** Begin Record set **
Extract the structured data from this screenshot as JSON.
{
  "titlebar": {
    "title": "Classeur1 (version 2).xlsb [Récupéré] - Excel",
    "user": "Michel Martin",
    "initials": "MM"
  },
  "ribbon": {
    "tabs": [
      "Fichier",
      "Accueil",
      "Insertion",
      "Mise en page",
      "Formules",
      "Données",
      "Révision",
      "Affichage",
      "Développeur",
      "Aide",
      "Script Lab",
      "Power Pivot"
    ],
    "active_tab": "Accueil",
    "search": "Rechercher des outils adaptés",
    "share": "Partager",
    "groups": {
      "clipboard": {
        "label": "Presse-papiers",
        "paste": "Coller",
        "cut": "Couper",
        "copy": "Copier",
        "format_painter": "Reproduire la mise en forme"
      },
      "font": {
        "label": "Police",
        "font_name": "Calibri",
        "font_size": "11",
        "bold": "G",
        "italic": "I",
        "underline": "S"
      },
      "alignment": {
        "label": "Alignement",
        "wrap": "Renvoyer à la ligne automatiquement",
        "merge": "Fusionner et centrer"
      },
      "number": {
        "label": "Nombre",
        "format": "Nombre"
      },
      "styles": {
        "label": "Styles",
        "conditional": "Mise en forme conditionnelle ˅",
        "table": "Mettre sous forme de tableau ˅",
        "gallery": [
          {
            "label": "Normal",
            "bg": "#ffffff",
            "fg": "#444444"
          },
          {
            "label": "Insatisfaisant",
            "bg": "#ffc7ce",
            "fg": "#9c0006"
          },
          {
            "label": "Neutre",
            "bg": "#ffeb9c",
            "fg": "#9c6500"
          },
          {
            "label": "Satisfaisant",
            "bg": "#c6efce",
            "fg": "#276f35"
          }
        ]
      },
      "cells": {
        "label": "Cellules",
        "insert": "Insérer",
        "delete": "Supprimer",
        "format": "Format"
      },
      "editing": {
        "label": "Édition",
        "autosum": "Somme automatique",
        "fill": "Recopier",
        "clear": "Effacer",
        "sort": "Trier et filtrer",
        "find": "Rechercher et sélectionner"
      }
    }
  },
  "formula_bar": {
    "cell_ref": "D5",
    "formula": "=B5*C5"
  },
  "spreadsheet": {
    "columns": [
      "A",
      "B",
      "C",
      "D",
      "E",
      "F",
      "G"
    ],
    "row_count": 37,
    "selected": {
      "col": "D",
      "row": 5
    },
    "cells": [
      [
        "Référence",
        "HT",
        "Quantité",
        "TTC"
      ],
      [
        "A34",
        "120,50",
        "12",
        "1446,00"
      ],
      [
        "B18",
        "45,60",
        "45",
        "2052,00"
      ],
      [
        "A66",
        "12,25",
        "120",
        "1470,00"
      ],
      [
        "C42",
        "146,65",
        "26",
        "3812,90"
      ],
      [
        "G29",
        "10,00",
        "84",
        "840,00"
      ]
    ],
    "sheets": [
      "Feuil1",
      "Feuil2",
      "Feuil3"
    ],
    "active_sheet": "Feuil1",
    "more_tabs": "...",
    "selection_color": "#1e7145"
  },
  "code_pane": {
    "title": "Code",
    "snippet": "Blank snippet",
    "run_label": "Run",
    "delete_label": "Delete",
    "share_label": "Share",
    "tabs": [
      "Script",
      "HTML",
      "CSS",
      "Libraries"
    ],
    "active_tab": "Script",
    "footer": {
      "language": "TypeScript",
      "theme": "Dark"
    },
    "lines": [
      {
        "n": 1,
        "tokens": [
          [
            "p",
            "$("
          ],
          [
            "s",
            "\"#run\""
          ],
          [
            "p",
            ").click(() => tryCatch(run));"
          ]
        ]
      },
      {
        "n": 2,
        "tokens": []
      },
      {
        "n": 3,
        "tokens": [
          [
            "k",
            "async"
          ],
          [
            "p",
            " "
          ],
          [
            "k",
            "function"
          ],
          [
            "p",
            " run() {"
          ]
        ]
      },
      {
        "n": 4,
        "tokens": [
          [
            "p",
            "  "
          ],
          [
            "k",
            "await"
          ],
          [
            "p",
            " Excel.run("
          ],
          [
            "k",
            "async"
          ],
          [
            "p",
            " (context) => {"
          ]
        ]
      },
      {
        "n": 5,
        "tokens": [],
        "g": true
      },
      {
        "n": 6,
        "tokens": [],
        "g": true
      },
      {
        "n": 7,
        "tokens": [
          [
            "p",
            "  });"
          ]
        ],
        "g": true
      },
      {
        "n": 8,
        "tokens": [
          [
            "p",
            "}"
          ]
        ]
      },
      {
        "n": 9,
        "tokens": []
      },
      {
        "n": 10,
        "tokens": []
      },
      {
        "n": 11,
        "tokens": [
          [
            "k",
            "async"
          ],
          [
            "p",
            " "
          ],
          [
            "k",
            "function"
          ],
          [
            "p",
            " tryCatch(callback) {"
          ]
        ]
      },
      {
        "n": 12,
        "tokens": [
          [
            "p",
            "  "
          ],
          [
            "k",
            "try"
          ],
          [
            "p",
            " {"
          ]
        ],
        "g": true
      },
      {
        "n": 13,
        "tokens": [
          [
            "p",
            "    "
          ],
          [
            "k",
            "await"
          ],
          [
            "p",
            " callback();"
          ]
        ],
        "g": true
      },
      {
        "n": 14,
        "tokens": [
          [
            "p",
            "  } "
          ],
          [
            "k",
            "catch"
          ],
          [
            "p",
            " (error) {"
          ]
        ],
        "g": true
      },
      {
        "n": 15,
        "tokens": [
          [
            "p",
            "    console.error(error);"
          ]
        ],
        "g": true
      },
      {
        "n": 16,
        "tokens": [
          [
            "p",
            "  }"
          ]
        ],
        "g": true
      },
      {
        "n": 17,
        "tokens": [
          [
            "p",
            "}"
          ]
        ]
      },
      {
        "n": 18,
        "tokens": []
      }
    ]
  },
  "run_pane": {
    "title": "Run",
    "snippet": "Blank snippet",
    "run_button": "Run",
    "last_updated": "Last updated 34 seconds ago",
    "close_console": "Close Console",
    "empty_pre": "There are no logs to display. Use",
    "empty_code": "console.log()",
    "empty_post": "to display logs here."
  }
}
** End Record set **
_Work required_
Where a line above includes "Rechercher", copy that line.

_Full output_
    "search": "Rechercher des outils adaptés",
        "find": "Rechercher et sélectionner"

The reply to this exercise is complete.